(EXERCISE) Look for "caption" in the listing below. Gather each line that contains it.

(SUPPLIED DATA)
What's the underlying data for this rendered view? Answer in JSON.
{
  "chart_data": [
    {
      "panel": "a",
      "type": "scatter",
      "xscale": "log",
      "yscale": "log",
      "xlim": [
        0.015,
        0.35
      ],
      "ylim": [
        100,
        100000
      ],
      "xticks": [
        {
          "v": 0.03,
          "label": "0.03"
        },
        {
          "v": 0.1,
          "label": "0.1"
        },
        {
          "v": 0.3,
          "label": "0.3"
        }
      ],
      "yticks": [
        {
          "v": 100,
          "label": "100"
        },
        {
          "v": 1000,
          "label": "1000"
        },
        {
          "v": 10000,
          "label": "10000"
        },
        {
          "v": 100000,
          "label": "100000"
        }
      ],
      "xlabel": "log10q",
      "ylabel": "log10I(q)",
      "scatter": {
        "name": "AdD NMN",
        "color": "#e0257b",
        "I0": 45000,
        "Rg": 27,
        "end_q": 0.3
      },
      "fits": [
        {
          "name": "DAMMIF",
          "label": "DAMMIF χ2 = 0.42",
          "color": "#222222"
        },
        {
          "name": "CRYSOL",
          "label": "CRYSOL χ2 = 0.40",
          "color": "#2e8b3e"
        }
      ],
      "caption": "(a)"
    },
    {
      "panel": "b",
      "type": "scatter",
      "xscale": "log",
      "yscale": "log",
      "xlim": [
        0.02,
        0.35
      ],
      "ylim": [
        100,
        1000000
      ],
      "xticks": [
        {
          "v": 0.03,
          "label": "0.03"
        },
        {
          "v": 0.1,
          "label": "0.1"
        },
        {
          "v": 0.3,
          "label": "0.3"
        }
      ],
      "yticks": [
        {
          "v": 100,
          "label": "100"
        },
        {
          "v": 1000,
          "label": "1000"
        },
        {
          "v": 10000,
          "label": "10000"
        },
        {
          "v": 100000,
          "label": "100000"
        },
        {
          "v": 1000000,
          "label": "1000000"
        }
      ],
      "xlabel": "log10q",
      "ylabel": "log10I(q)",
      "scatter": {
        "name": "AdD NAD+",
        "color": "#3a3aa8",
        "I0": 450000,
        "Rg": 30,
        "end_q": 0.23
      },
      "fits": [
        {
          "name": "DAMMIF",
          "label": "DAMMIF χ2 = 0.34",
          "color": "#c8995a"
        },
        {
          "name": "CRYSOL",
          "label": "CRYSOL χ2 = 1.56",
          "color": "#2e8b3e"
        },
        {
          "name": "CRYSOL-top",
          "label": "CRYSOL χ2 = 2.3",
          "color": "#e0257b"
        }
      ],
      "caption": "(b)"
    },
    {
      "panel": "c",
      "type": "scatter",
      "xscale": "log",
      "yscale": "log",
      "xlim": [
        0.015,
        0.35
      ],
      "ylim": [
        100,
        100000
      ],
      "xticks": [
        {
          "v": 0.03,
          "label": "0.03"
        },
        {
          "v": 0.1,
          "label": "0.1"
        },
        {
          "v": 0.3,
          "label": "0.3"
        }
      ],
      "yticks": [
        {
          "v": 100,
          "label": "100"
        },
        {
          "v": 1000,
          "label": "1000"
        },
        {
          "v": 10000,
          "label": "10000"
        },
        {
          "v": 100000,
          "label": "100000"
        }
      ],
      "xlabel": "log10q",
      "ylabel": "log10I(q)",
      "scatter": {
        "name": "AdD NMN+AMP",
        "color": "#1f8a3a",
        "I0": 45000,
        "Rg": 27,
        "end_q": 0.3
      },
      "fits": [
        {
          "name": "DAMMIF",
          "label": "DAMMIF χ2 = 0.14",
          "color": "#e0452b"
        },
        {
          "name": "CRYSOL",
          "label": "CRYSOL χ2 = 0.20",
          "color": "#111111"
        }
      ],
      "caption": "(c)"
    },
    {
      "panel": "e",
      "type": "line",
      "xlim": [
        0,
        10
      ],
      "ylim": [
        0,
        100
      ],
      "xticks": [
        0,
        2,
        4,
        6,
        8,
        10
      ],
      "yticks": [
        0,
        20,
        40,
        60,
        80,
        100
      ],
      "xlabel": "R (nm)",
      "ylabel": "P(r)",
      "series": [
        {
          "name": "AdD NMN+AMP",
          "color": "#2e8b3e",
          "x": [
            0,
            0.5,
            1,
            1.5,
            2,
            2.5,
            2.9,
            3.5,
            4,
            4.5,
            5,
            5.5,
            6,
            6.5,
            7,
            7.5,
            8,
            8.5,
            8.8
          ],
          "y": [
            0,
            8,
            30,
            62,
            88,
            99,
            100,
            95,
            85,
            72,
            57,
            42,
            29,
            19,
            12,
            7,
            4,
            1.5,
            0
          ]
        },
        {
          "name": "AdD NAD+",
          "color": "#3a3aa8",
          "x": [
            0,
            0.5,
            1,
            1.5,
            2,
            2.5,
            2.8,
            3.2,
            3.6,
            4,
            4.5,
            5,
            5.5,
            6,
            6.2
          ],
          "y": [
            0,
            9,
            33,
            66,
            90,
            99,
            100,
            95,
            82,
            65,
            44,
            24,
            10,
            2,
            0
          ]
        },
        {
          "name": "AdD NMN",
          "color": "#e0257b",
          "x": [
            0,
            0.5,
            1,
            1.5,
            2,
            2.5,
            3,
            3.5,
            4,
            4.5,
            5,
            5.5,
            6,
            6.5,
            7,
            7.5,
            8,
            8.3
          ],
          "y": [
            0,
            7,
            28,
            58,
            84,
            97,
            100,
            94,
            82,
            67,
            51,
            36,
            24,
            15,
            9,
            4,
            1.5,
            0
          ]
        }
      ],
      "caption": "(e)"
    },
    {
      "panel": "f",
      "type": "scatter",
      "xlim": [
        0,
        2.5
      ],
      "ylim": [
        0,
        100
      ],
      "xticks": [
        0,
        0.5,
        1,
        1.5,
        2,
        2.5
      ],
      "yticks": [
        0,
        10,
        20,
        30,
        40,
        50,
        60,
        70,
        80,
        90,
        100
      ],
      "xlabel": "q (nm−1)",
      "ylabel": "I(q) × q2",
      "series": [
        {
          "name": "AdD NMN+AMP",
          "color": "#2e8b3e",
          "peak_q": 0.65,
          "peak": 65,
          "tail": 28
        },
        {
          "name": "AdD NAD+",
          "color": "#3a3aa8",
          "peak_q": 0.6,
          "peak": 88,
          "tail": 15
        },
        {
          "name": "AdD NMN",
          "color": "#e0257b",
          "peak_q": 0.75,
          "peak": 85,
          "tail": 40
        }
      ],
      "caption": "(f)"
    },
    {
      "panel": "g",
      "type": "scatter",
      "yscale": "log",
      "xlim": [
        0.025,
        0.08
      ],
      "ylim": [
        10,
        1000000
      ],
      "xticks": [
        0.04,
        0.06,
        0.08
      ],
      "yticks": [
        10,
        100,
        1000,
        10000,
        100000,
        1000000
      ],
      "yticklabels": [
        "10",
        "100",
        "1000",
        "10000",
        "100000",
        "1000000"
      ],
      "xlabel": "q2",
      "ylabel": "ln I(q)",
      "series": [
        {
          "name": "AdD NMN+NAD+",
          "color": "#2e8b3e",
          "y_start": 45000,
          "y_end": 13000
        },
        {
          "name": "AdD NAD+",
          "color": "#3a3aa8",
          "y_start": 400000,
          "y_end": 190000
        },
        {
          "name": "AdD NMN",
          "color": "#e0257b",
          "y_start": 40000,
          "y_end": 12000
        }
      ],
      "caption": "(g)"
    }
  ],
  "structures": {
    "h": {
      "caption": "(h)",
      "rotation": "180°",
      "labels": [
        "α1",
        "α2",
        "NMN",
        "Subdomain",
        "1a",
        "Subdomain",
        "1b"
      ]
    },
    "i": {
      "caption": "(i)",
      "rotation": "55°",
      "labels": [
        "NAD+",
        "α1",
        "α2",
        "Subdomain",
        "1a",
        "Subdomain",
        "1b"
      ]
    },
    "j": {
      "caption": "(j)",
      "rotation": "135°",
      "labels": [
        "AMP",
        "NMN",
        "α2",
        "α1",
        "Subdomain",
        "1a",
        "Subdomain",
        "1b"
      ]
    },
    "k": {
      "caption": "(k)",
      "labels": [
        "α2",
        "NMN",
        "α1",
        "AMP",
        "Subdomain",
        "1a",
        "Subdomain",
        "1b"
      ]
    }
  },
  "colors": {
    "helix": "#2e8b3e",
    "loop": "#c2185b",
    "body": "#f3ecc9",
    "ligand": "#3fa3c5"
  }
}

(RESULT BELOW)
      "caption": "(a)"
      "caption": "(b)"
      "caption": "(c)"
      "caption": "(e)"
      "caption": "(f)"
      "caption": "(g)"
      "caption": "(h)",
      "caption": "(i)",
      "caption": "(j)",
      "caption": "(k)",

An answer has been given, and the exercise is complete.